TASK DIRECTIONS
Leave out the images and repeat the listing below without a single change.

======== RECORD LIST

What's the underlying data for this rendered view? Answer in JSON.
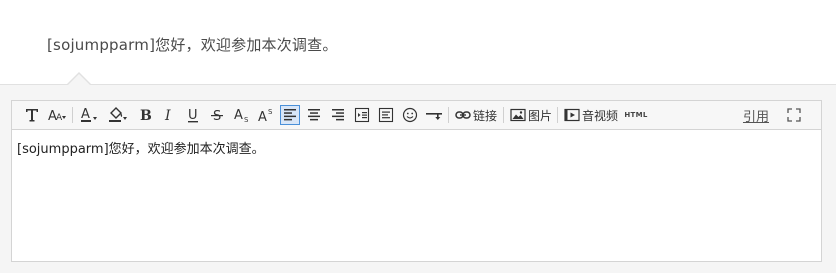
{
  "preview": {
    "text": "[sojumpparm]您好，欢迎参加本次调查。"
  },
  "toolbar": {
    "link_label": "链接",
    "image_label": "图片",
    "video_label": "音视频",
    "html_label": "HTML",
    "quote_label": "引用"
  },
  "editor": {
    "content": "[sojumpparm]您好，欢迎参加本次调查。"
  }
}
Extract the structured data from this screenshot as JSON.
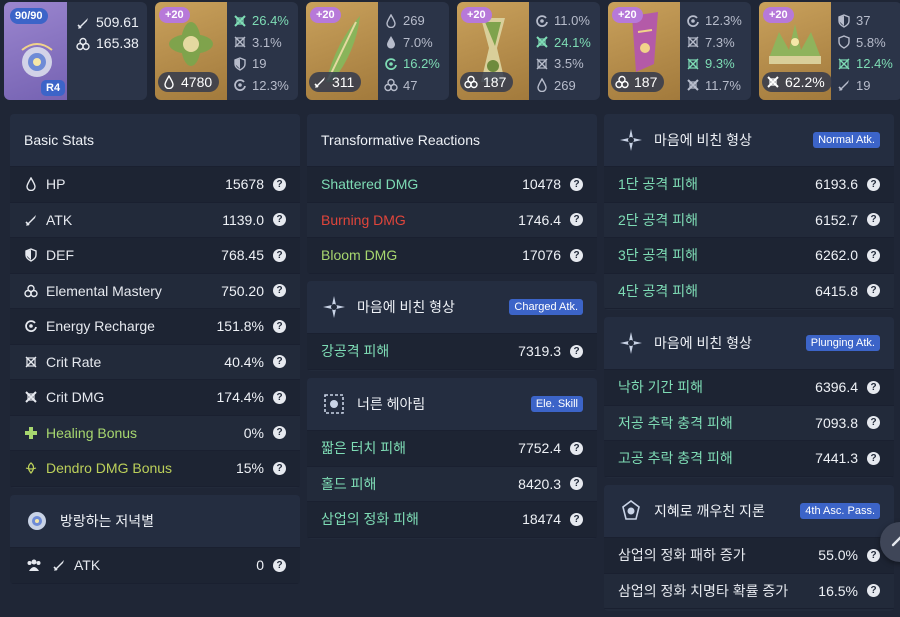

================

THE OUTPUT
What's the underlying data for this rendered view? Answer in JSON.
{
  "preview": {
    "text": "[sojumpparm]您好，欢迎参加本次调查。"
  },
  "toolbar": {
    "link_label": "链接",
    "image_label": "图片",
    "video_label": "音视频",
    "html_label": "HTML",
    "quote_label": "引用"
  },
  "editor": {
    "content": "[sojumpparm]您好，欢迎参加本次调查。"
  }
}
Extract the structured data from this screenshot as JSON.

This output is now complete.